§ **Extracts from a graphics dataset**
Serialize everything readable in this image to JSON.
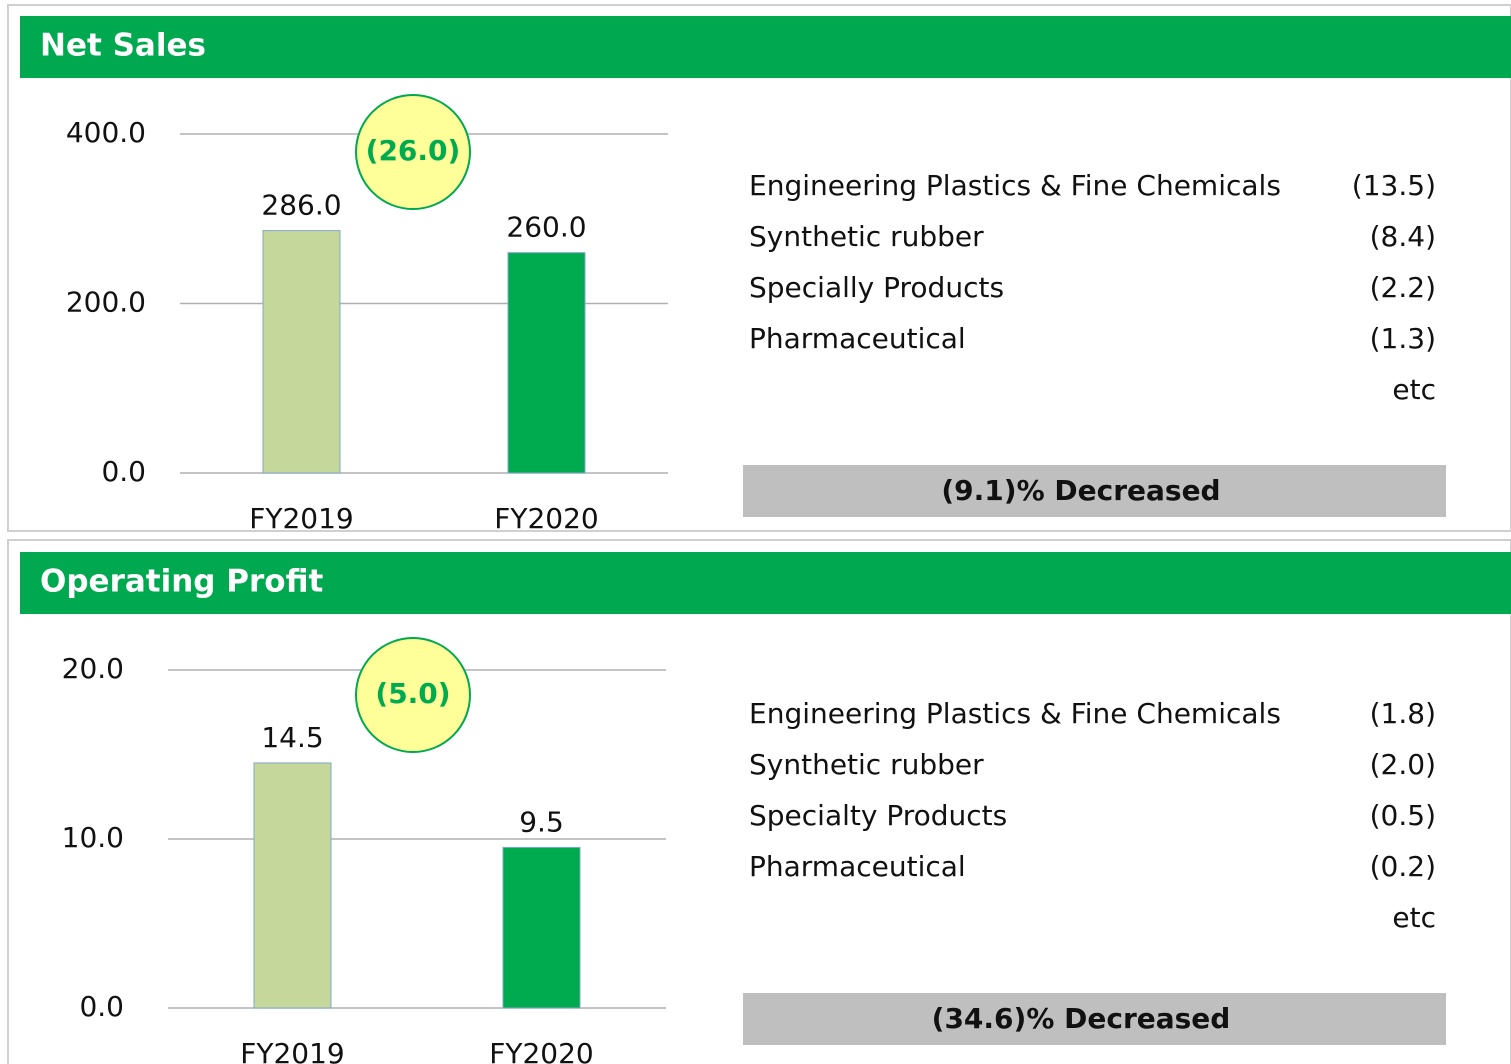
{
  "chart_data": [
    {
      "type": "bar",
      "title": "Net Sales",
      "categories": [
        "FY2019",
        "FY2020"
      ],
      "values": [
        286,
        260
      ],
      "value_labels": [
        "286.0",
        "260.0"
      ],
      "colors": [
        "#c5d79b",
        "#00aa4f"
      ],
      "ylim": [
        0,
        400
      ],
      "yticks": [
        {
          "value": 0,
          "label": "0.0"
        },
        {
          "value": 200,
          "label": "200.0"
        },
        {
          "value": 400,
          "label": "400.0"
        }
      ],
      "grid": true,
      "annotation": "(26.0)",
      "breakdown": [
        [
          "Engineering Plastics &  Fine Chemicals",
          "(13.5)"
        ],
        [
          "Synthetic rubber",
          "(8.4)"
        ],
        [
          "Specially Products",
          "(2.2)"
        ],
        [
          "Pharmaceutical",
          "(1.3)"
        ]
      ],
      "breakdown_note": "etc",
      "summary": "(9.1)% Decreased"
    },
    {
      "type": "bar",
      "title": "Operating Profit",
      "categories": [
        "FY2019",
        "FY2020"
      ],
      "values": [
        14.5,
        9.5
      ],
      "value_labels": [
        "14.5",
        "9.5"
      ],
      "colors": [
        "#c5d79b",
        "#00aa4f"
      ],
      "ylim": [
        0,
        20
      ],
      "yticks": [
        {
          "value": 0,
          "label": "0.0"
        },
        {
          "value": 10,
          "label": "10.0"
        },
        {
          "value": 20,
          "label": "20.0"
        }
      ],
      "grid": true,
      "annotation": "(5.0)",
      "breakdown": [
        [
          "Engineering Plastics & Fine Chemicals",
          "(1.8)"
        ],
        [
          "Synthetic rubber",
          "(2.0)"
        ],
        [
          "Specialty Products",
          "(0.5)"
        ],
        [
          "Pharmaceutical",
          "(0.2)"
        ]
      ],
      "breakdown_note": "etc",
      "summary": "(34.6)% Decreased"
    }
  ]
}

§ **OBJECTIVE**
Show every line from the listing above in which the string "Plastics" appears.

§ **WRITTEN RESPONSE**
          "Engineering Plastics &  Fine Chemicals",
          "Engineering Plastics & Fine Chemicals",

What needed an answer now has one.